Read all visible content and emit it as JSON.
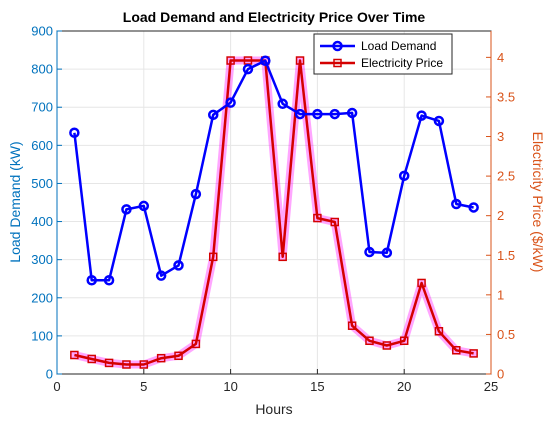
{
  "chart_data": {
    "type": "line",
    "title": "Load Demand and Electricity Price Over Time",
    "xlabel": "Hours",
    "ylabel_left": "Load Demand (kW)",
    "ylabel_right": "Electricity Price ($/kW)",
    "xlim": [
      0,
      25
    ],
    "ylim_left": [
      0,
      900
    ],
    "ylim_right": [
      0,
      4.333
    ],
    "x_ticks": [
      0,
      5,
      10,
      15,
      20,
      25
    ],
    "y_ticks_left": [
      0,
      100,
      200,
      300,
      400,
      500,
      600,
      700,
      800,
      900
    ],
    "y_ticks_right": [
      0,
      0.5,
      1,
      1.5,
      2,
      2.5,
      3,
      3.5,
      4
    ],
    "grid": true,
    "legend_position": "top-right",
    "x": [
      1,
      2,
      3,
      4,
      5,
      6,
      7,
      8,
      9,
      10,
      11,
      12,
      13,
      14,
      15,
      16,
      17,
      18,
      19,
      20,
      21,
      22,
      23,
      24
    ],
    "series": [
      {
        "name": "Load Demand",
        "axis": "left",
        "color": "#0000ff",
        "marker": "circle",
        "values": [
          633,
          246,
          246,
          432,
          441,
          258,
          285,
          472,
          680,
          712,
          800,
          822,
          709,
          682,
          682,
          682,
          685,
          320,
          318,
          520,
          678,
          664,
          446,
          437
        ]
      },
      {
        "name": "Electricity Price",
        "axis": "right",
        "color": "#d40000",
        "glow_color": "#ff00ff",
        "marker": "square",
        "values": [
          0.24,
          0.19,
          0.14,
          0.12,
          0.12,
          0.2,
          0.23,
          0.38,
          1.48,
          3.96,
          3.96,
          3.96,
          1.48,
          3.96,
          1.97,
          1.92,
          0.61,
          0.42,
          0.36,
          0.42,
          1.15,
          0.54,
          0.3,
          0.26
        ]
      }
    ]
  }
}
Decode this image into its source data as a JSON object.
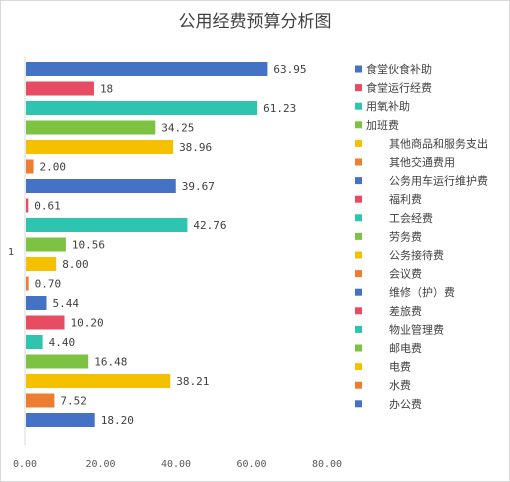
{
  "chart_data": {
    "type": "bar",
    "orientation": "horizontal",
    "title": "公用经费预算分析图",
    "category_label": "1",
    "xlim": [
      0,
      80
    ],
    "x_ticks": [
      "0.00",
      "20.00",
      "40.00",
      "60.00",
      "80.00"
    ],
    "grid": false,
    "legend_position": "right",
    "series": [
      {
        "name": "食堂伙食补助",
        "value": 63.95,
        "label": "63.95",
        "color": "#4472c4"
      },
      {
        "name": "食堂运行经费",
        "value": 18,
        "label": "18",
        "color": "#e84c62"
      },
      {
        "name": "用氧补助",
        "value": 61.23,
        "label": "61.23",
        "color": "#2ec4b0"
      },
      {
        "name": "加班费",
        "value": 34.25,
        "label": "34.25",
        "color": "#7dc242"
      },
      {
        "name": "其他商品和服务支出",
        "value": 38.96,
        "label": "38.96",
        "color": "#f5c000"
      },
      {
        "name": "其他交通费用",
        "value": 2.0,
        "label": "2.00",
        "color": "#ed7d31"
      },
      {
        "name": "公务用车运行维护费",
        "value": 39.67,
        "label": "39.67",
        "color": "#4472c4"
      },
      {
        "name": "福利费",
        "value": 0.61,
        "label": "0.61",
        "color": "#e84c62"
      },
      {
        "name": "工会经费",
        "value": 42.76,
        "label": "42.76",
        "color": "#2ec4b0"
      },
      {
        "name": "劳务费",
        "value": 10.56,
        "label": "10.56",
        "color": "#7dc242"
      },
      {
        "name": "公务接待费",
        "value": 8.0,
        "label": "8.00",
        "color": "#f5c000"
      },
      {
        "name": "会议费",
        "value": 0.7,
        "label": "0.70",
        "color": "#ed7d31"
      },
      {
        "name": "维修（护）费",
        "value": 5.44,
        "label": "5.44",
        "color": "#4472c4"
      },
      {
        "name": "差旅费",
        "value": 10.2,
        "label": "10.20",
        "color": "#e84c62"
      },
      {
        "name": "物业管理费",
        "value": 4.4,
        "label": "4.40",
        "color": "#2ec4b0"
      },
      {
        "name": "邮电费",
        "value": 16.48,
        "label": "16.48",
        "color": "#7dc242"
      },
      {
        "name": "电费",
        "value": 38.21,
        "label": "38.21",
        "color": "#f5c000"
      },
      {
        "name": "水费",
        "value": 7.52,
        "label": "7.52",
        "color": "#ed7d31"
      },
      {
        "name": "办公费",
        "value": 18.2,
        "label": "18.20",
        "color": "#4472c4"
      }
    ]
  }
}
• • • • •
> [WHAT TO WORK ON] Write the records above out again exactly, with no pictures in your copy.

> [RESULT OF THIS TASK]
Read all visible content and emit it as JSON.
{
  "chart_data": {
    "type": "line",
    "title": "Load Demand and Electricity Price Over Time",
    "xlabel": "Hours",
    "ylabel_left": "Load Demand (kW)",
    "ylabel_right": "Electricity Price ($/kW)",
    "xlim": [
      0,
      25
    ],
    "ylim_left": [
      0,
      900
    ],
    "ylim_right": [
      0,
      4.333
    ],
    "x_ticks": [
      0,
      5,
      10,
      15,
      20,
      25
    ],
    "y_ticks_left": [
      0,
      100,
      200,
      300,
      400,
      500,
      600,
      700,
      800,
      900
    ],
    "y_ticks_right": [
      0,
      0.5,
      1,
      1.5,
      2,
      2.5,
      3,
      3.5,
      4
    ],
    "grid": true,
    "legend_position": "top-right",
    "x": [
      1,
      2,
      3,
      4,
      5,
      6,
      7,
      8,
      9,
      10,
      11,
      12,
      13,
      14,
      15,
      16,
      17,
      18,
      19,
      20,
      21,
      22,
      23,
      24
    ],
    "series": [
      {
        "name": "Load Demand",
        "axis": "left",
        "color": "#0000ff",
        "marker": "circle",
        "values": [
          633,
          246,
          246,
          432,
          441,
          258,
          285,
          472,
          680,
          712,
          800,
          822,
          709,
          682,
          682,
          682,
          685,
          320,
          318,
          520,
          678,
          664,
          446,
          437
        ]
      },
      {
        "name": "Electricity Price",
        "axis": "right",
        "color": "#d40000",
        "glow_color": "#ff00ff",
        "marker": "square",
        "values": [
          0.24,
          0.19,
          0.14,
          0.12,
          0.12,
          0.2,
          0.23,
          0.38,
          1.48,
          3.96,
          3.96,
          3.96,
          1.48,
          3.96,
          1.97,
          1.92,
          0.61,
          0.42,
          0.36,
          0.42,
          1.15,
          0.54,
          0.3,
          0.26
        ]
      }
    ]
  }
}
Decode this image into its source data as a JSON object.
{
  "chart_data": {
    "type": "bar",
    "orientation": "horizontal",
    "title": "公用经费预算分析图",
    "category_label": "1",
    "xlim": [
      0,
      80
    ],
    "x_ticks": [
      "0.00",
      "20.00",
      "40.00",
      "60.00",
      "80.00"
    ],
    "grid": false,
    "legend_position": "right",
    "series": [
      {
        "name": "食堂伙食补助",
        "value": 63.95,
        "label": "63.95",
        "color": "#4472c4"
      },
      {
        "name": "食堂运行经费",
        "value": 18,
        "label": "18",
        "color": "#e84c62"
      },
      {
        "name": "用氧补助",
        "value": 61.23,
        "label": "61.23",
        "color": "#2ec4b0"
      },
      {
        "name": "加班费",
        "value": 34.25,
        "label": "34.25",
        "color": "#7dc242"
      },
      {
        "name": "其他商品和服务支出",
        "value": 38.96,
        "label": "38.96",
        "color": "#f5c000"
      },
      {
        "name": "其他交通费用",
        "value": 2.0,
        "label": "2.00",
        "color": "#ed7d31"
      },
      {
        "name": "公务用车运行维护费",
        "value": 39.67,
        "label": "39.67",
        "color": "#4472c4"
      },
      {
        "name": "福利费",
        "value": 0.61,
        "label": "0.61",
        "color": "#e84c62"
      },
      {
        "name": "工会经费",
        "value": 42.76,
        "label": "42.76",
        "color": "#2ec4b0"
      },
      {
        "name": "劳务费",
        "value": 10.56,
        "label": "10.56",
        "color": "#7dc242"
      },
      {
        "name": "公务接待费",
        "value": 8.0,
        "label": "8.00",
        "color": "#f5c000"
      },
      {
        "name": "会议费",
        "value": 0.7,
        "label": "0.70",
        "color": "#ed7d31"
      },
      {
        "name": "维修（护）费",
        "value": 5.44,
        "label": "5.44",
        "color": "#4472c4"
      },
      {
        "name": "差旅费",
        "value": 10.2,
        "label": "10.20",
        "color": "#e84c62"
      },
      {
        "name": "物业管理费",
        "value": 4.4,
        "label": "4.40",
        "color": "#2ec4b0"
      },
      {
        "name": "邮电费",
        "value": 16.48,
        "label": "16.48",
        "color": "#7dc242"
      },
      {
        "name": "电费",
        "value": 38.21,
        "label": "38.21",
        "color": "#f5c000"
      },
      {
        "name": "水费",
        "value": 7.52,
        "label": "7.52",
        "color": "#ed7d31"
      },
      {
        "name": "办公费",
        "value": 18.2,
        "label": "18.20",
        "color": "#4472c4"
      }
    ]
  }
}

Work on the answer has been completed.